*REQUIREMENT*.
Without the pictures, set down the records below word for word.

-------- DATA SECTION --------

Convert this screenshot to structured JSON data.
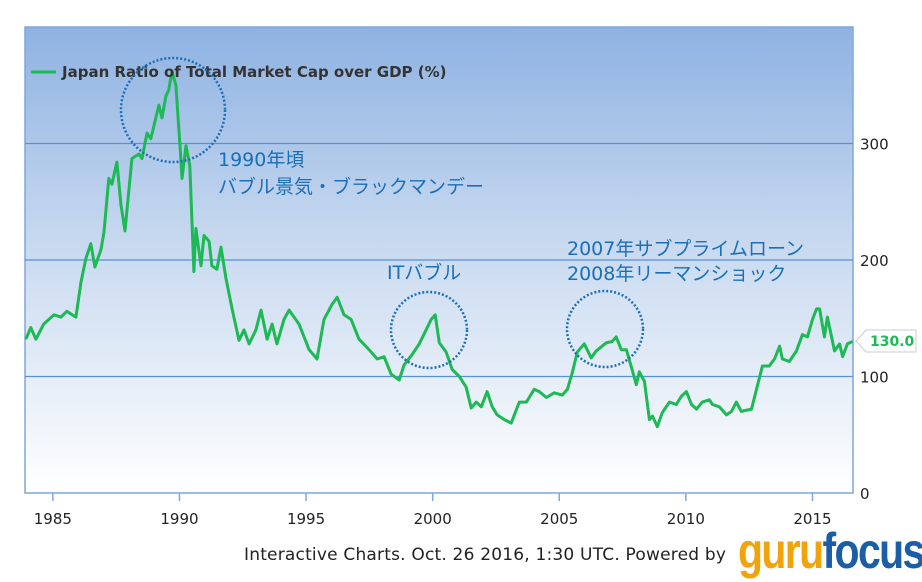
{
  "chart_data": {
    "type": "line",
    "title": "",
    "xlabel": "",
    "ylabel": "",
    "xlim": [
      1983.9,
      2016.6
    ],
    "ylim": [
      0,
      400
    ],
    "grid": true,
    "legend_position": "top-left",
    "x_ticks": [
      "1985",
      "1990",
      "1995",
      "2000",
      "2005",
      "2010",
      "2015"
    ],
    "y_ticks": [
      "0",
      "100",
      "200",
      "300"
    ],
    "series": [
      {
        "name": "Japan Ratio of Total Market Cap over GDP (%)",
        "color": "#1db954",
        "points": [
          [
            1983.93,
            132
          ],
          [
            1984.13,
            142
          ],
          [
            1984.33,
            132
          ],
          [
            1984.64,
            145
          ],
          [
            1985.04,
            153
          ],
          [
            1985.32,
            151
          ],
          [
            1985.55,
            156
          ],
          [
            1985.91,
            151
          ],
          [
            1986.11,
            181
          ],
          [
            1986.3,
            201
          ],
          [
            1986.5,
            214
          ],
          [
            1986.66,
            194
          ],
          [
            1986.9,
            209
          ],
          [
            1987.02,
            224
          ],
          [
            1987.21,
            270
          ],
          [
            1987.33,
            265
          ],
          [
            1987.53,
            284
          ],
          [
            1987.69,
            247
          ],
          [
            1987.85,
            225
          ],
          [
            1988.12,
            287
          ],
          [
            1988.4,
            291
          ],
          [
            1988.52,
            287
          ],
          [
            1988.72,
            309
          ],
          [
            1988.87,
            304
          ],
          [
            1989.19,
            333
          ],
          [
            1989.31,
            322
          ],
          [
            1989.47,
            341
          ],
          [
            1989.58,
            346
          ],
          [
            1989.7,
            362
          ],
          [
            1989.86,
            350
          ],
          [
            1990.02,
            298
          ],
          [
            1990.1,
            270
          ],
          [
            1990.26,
            298
          ],
          [
            1990.41,
            281
          ],
          [
            1990.57,
            190
          ],
          [
            1990.65,
            227
          ],
          [
            1990.85,
            195
          ],
          [
            1990.97,
            221
          ],
          [
            1991.17,
            216
          ],
          [
            1991.28,
            195
          ],
          [
            1991.48,
            192
          ],
          [
            1991.64,
            211
          ],
          [
            1991.84,
            184
          ],
          [
            1992.08,
            158
          ],
          [
            1992.35,
            131
          ],
          [
            1992.55,
            140
          ],
          [
            1992.75,
            128
          ],
          [
            1993.02,
            140
          ],
          [
            1993.22,
            157
          ],
          [
            1993.46,
            132
          ],
          [
            1993.66,
            145
          ],
          [
            1993.85,
            128
          ],
          [
            1994.13,
            149
          ],
          [
            1994.33,
            157
          ],
          [
            1994.72,
            145
          ],
          [
            1995.12,
            123
          ],
          [
            1995.43,
            115
          ],
          [
            1995.71,
            149
          ],
          [
            1996.03,
            162
          ],
          [
            1996.23,
            168
          ],
          [
            1996.5,
            153
          ],
          [
            1996.78,
            149
          ],
          [
            1997.09,
            132
          ],
          [
            1997.49,
            123
          ],
          [
            1997.81,
            115
          ],
          [
            1998.08,
            117
          ],
          [
            1998.36,
            102
          ],
          [
            1998.68,
            97
          ],
          [
            1998.87,
            110
          ],
          [
            1999.19,
            119
          ],
          [
            1999.47,
            128
          ],
          [
            1999.74,
            140
          ],
          [
            1999.94,
            149
          ],
          [
            2000.1,
            153
          ],
          [
            2000.26,
            129
          ],
          [
            2000.53,
            121
          ],
          [
            2000.77,
            106
          ],
          [
            2001.05,
            100
          ],
          [
            2001.32,
            91
          ],
          [
            2001.52,
            73
          ],
          [
            2001.72,
            78
          ],
          [
            2001.92,
            74
          ],
          [
            2002.15,
            87
          ],
          [
            2002.35,
            74
          ],
          [
            2002.55,
            67
          ],
          [
            2002.83,
            63
          ],
          [
            2003.1,
            60
          ],
          [
            2003.42,
            78
          ],
          [
            2003.7,
            78
          ],
          [
            2004.01,
            89
          ],
          [
            2004.21,
            87
          ],
          [
            2004.49,
            82
          ],
          [
            2004.8,
            86
          ],
          [
            2005.12,
            84
          ],
          [
            2005.32,
            89
          ],
          [
            2005.51,
            103
          ],
          [
            2005.71,
            121
          ],
          [
            2005.99,
            128
          ],
          [
            2006.26,
            116
          ],
          [
            2006.46,
            122
          ],
          [
            2006.86,
            129
          ],
          [
            2007.09,
            130
          ],
          [
            2007.25,
            134
          ],
          [
            2007.45,
            123
          ],
          [
            2007.65,
            123
          ],
          [
            2007.85,
            108
          ],
          [
            2008.04,
            93
          ],
          [
            2008.16,
            104
          ],
          [
            2008.36,
            96
          ],
          [
            2008.56,
            63
          ],
          [
            2008.68,
            66
          ],
          [
            2008.87,
            57
          ],
          [
            2009.07,
            69
          ],
          [
            2009.35,
            78
          ],
          [
            2009.62,
            76
          ],
          [
            2009.82,
            83
          ],
          [
            2010.02,
            87
          ],
          [
            2010.22,
            76
          ],
          [
            2010.42,
            72
          ],
          [
            2010.65,
            78
          ],
          [
            2010.93,
            80
          ],
          [
            2011.05,
            76
          ],
          [
            2011.32,
            74
          ],
          [
            2011.6,
            67
          ],
          [
            2011.8,
            70
          ],
          [
            2011.99,
            78
          ],
          [
            2012.19,
            70
          ],
          [
            2012.59,
            72
          ],
          [
            2012.79,
            89
          ],
          [
            2013.02,
            109
          ],
          [
            2013.29,
            109
          ],
          [
            2013.5,
            115
          ],
          [
            2013.7,
            126
          ],
          [
            2013.81,
            115
          ],
          [
            2014.09,
            113
          ],
          [
            2014.37,
            122
          ],
          [
            2014.6,
            136
          ],
          [
            2014.8,
            134
          ],
          [
            2015.0,
            149
          ],
          [
            2015.16,
            158
          ],
          [
            2015.28,
            158
          ],
          [
            2015.47,
            134
          ],
          [
            2015.59,
            151
          ],
          [
            2015.87,
            122
          ],
          [
            2016.07,
            128
          ],
          [
            2016.19,
            117
          ],
          [
            2016.38,
            128
          ],
          [
            2016.58,
            130
          ]
        ]
      }
    ],
    "last_value_label": "130.0",
    "annotations": [
      {
        "lines": [
          "1990年頃",
          "バブル景気・ブラックマンデー"
        ]
      },
      {
        "lines": [
          "ITバブル"
        ]
      },
      {
        "lines": [
          "2007年サブプライムローン",
          "2008年リーマンショック"
        ]
      }
    ]
  },
  "footer": {
    "text": "Interactive Charts. Oct. 26 2016, 1:30 UTC. Powered by",
    "logo_part1": "guru",
    "logo_part2": "focus"
  }
}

--------

*OUTPUT OF THE TASK*.
Convert this screenshot to structured JSON data.
{
  "chart_data": {
    "type": "line",
    "title": "",
    "xlabel": "",
    "ylabel": "",
    "xlim": [
      1983.9,
      2016.6
    ],
    "ylim": [
      0,
      400
    ],
    "grid": true,
    "legend_position": "top-left",
    "x_ticks": [
      "1985",
      "1990",
      "1995",
      "2000",
      "2005",
      "2010",
      "2015"
    ],
    "y_ticks": [
      "0",
      "100",
      "200",
      "300"
    ],
    "series": [
      {
        "name": "Japan Ratio of Total Market Cap over GDP (%)",
        "color": "#1db954",
        "points": [
          [
            1983.93,
            132
          ],
          [
            1984.13,
            142
          ],
          [
            1984.33,
            132
          ],
          [
            1984.64,
            145
          ],
          [
            1985.04,
            153
          ],
          [
            1985.32,
            151
          ],
          [
            1985.55,
            156
          ],
          [
            1985.91,
            151
          ],
          [
            1986.11,
            181
          ],
          [
            1986.3,
            201
          ],
          [
            1986.5,
            214
          ],
          [
            1986.66,
            194
          ],
          [
            1986.9,
            209
          ],
          [
            1987.02,
            224
          ],
          [
            1987.21,
            270
          ],
          [
            1987.33,
            265
          ],
          [
            1987.53,
            284
          ],
          [
            1987.69,
            247
          ],
          [
            1987.85,
            225
          ],
          [
            1988.12,
            287
          ],
          [
            1988.4,
            291
          ],
          [
            1988.52,
            287
          ],
          [
            1988.72,
            309
          ],
          [
            1988.87,
            304
          ],
          [
            1989.19,
            333
          ],
          [
            1989.31,
            322
          ],
          [
            1989.47,
            341
          ],
          [
            1989.58,
            346
          ],
          [
            1989.7,
            362
          ],
          [
            1989.86,
            350
          ],
          [
            1990.02,
            298
          ],
          [
            1990.1,
            270
          ],
          [
            1990.26,
            298
          ],
          [
            1990.41,
            281
          ],
          [
            1990.57,
            190
          ],
          [
            1990.65,
            227
          ],
          [
            1990.85,
            195
          ],
          [
            1990.97,
            221
          ],
          [
            1991.17,
            216
          ],
          [
            1991.28,
            195
          ],
          [
            1991.48,
            192
          ],
          [
            1991.64,
            211
          ],
          [
            1991.84,
            184
          ],
          [
            1992.08,
            158
          ],
          [
            1992.35,
            131
          ],
          [
            1992.55,
            140
          ],
          [
            1992.75,
            128
          ],
          [
            1993.02,
            140
          ],
          [
            1993.22,
            157
          ],
          [
            1993.46,
            132
          ],
          [
            1993.66,
            145
          ],
          [
            1993.85,
            128
          ],
          [
            1994.13,
            149
          ],
          [
            1994.33,
            157
          ],
          [
            1994.72,
            145
          ],
          [
            1995.12,
            123
          ],
          [
            1995.43,
            115
          ],
          [
            1995.71,
            149
          ],
          [
            1996.03,
            162
          ],
          [
            1996.23,
            168
          ],
          [
            1996.5,
            153
          ],
          [
            1996.78,
            149
          ],
          [
            1997.09,
            132
          ],
          [
            1997.49,
            123
          ],
          [
            1997.81,
            115
          ],
          [
            1998.08,
            117
          ],
          [
            1998.36,
            102
          ],
          [
            1998.68,
            97
          ],
          [
            1998.87,
            110
          ],
          [
            1999.19,
            119
          ],
          [
            1999.47,
            128
          ],
          [
            1999.74,
            140
          ],
          [
            1999.94,
            149
          ],
          [
            2000.1,
            153
          ],
          [
            2000.26,
            129
          ],
          [
            2000.53,
            121
          ],
          [
            2000.77,
            106
          ],
          [
            2001.05,
            100
          ],
          [
            2001.32,
            91
          ],
          [
            2001.52,
            73
          ],
          [
            2001.72,
            78
          ],
          [
            2001.92,
            74
          ],
          [
            2002.15,
            87
          ],
          [
            2002.35,
            74
          ],
          [
            2002.55,
            67
          ],
          [
            2002.83,
            63
          ],
          [
            2003.1,
            60
          ],
          [
            2003.42,
            78
          ],
          [
            2003.7,
            78
          ],
          [
            2004.01,
            89
          ],
          [
            2004.21,
            87
          ],
          [
            2004.49,
            82
          ],
          [
            2004.8,
            86
          ],
          [
            2005.12,
            84
          ],
          [
            2005.32,
            89
          ],
          [
            2005.51,
            103
          ],
          [
            2005.71,
            121
          ],
          [
            2005.99,
            128
          ],
          [
            2006.26,
            116
          ],
          [
            2006.46,
            122
          ],
          [
            2006.86,
            129
          ],
          [
            2007.09,
            130
          ],
          [
            2007.25,
            134
          ],
          [
            2007.45,
            123
          ],
          [
            2007.65,
            123
          ],
          [
            2007.85,
            108
          ],
          [
            2008.04,
            93
          ],
          [
            2008.16,
            104
          ],
          [
            2008.36,
            96
          ],
          [
            2008.56,
            63
          ],
          [
            2008.68,
            66
          ],
          [
            2008.87,
            57
          ],
          [
            2009.07,
            69
          ],
          [
            2009.35,
            78
          ],
          [
            2009.62,
            76
          ],
          [
            2009.82,
            83
          ],
          [
            2010.02,
            87
          ],
          [
            2010.22,
            76
          ],
          [
            2010.42,
            72
          ],
          [
            2010.65,
            78
          ],
          [
            2010.93,
            80
          ],
          [
            2011.05,
            76
          ],
          [
            2011.32,
            74
          ],
          [
            2011.6,
            67
          ],
          [
            2011.8,
            70
          ],
          [
            2011.99,
            78
          ],
          [
            2012.19,
            70
          ],
          [
            2012.59,
            72
          ],
          [
            2012.79,
            89
          ],
          [
            2013.02,
            109
          ],
          [
            2013.29,
            109
          ],
          [
            2013.5,
            115
          ],
          [
            2013.7,
            126
          ],
          [
            2013.81,
            115
          ],
          [
            2014.09,
            113
          ],
          [
            2014.37,
            122
          ],
          [
            2014.6,
            136
          ],
          [
            2014.8,
            134
          ],
          [
            2015.0,
            149
          ],
          [
            2015.16,
            158
          ],
          [
            2015.28,
            158
          ],
          [
            2015.47,
            134
          ],
          [
            2015.59,
            151
          ],
          [
            2015.87,
            122
          ],
          [
            2016.07,
            128
          ],
          [
            2016.19,
            117
          ],
          [
            2016.38,
            128
          ],
          [
            2016.58,
            130
          ]
        ]
      }
    ],
    "last_value_label": "130.0",
    "annotations": [
      {
        "lines": [
          "1990年頃",
          "バブル景気・ブラックマンデー"
        ]
      },
      {
        "lines": [
          "ITバブル"
        ]
      },
      {
        "lines": [
          "2007年サブプライムローン",
          "2008年リーマンショック"
        ]
      }
    ]
  },
  "footer": {
    "text": "Interactive Charts. Oct. 26 2016, 1:30 UTC. Powered by",
    "logo_part1": "guru",
    "logo_part2": "focus"
  }
}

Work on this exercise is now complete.